What you should do: Leave out all pictures. Extract exactly the lines from the one containing "OCR this image." through the end of the data.

Provided records:
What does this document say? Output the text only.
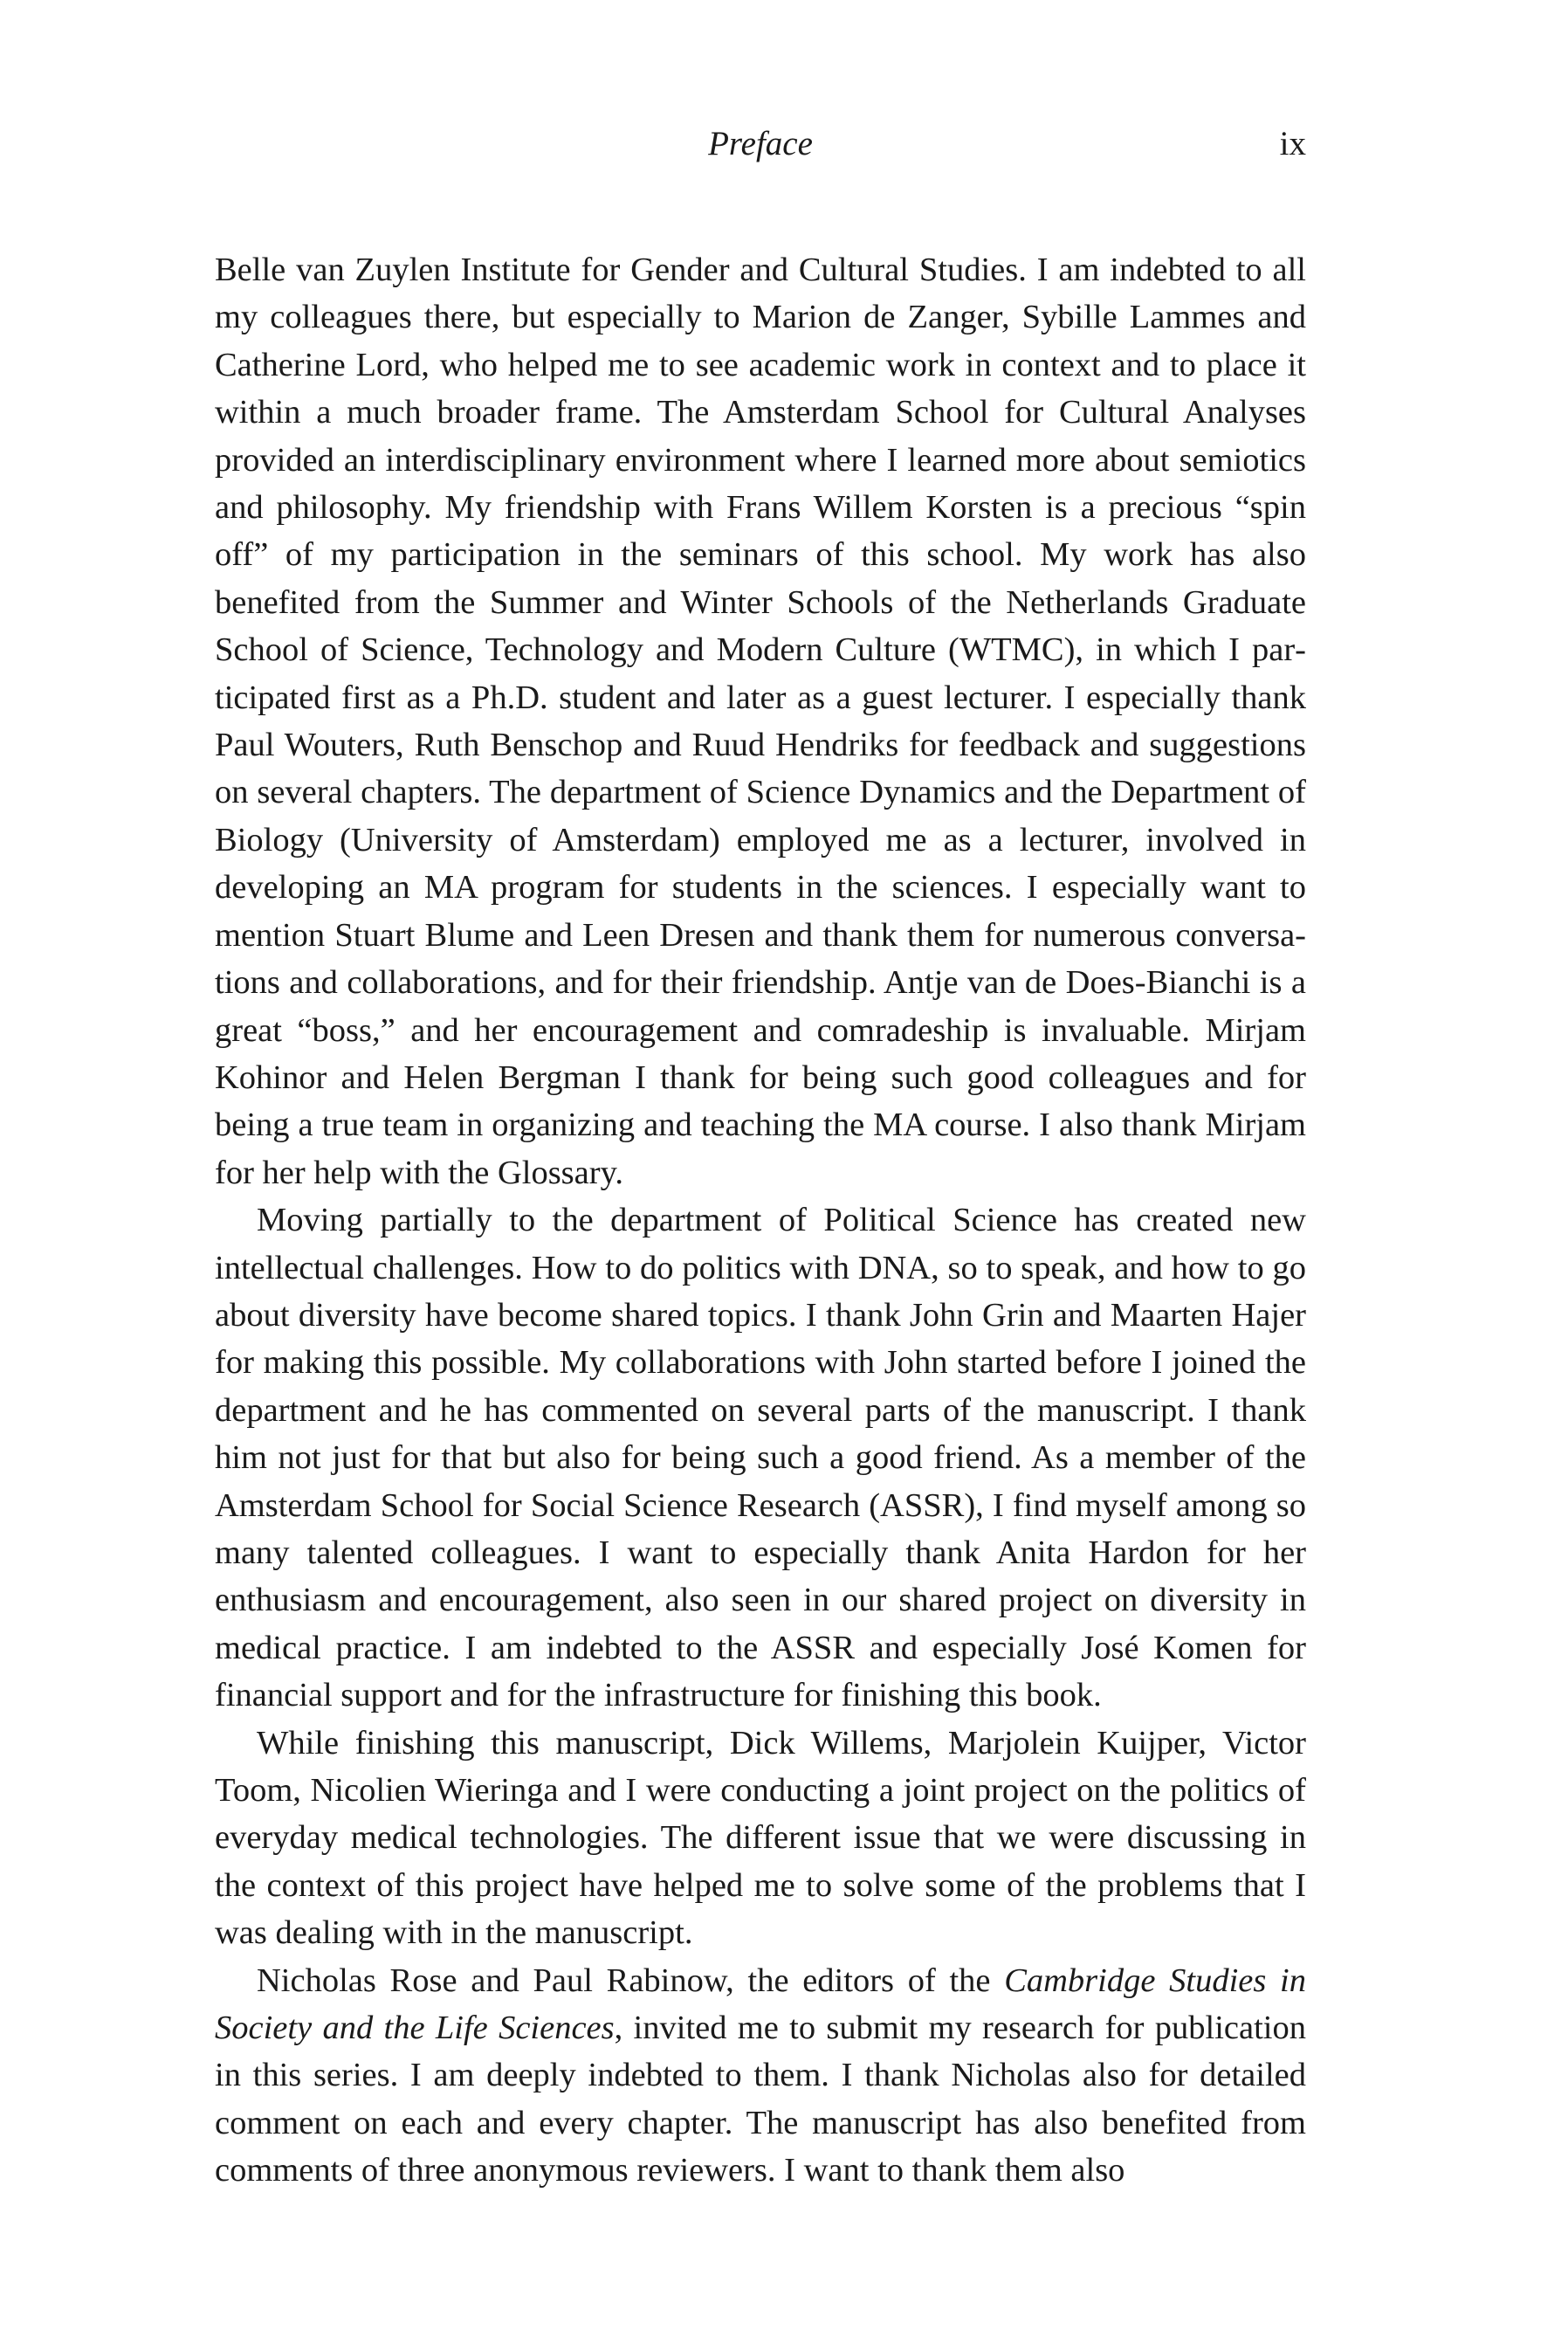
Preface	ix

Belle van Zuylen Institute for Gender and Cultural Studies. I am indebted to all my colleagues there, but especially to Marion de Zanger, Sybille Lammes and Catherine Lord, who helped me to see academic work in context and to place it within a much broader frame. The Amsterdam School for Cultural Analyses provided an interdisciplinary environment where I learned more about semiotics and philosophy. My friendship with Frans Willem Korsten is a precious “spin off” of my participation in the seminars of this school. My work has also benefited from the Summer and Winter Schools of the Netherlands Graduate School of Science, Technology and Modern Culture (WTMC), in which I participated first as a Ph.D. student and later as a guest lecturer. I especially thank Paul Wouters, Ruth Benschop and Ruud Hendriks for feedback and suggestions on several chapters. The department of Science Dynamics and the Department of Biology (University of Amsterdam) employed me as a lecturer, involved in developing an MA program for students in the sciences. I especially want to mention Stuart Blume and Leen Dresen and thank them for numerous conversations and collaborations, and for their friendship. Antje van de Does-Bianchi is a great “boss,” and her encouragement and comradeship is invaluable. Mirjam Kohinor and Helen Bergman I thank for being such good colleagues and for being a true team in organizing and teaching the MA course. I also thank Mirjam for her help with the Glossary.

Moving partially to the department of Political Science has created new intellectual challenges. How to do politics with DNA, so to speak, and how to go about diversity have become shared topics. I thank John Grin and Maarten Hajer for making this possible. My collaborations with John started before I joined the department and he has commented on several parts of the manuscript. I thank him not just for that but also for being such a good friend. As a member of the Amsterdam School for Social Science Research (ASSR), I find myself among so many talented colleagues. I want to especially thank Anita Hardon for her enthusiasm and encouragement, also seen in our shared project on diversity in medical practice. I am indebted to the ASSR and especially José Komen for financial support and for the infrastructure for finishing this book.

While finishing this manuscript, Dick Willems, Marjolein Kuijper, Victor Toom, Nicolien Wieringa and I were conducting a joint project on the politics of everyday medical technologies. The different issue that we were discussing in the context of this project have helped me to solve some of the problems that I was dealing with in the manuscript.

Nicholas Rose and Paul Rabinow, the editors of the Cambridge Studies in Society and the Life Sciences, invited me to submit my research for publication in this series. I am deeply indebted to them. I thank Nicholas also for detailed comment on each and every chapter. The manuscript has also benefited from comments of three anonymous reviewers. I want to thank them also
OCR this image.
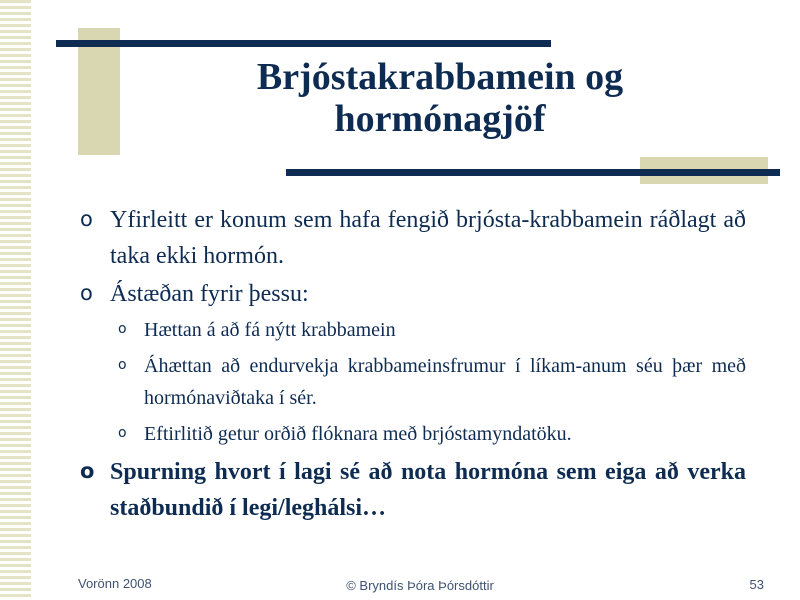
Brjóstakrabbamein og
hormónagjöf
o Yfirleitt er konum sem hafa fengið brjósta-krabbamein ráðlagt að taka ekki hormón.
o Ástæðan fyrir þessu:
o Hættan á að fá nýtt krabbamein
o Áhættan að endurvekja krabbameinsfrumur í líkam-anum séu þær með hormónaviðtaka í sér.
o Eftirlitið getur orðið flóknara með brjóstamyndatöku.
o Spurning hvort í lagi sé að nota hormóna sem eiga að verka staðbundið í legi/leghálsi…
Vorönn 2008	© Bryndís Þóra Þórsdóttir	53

Result of this task:
OCR this image.
Brjóstakrabbamein og
hormónagjöf
o Yfirleitt er konum sem hafa fengið brjósta-krabbamein ráðlagt að taka ekki hormón.
o Ástæðan fyrir þessu:
o Hættan á að fá nýtt krabbamein
o Áhættan að endurvekja krabbameinsfrumur í líkam-anum séu þær með hormónaviðtaka í sér.
o Eftirlitið getur orðið flóknara með brjóstamyndatöku.
o Spurning hvort í lagi sé að nota hormóna sem eiga að verka staðbundið í legi/leghálsi…
Vorönn 2008	© Bryndís Þóra Þórsdóttir	53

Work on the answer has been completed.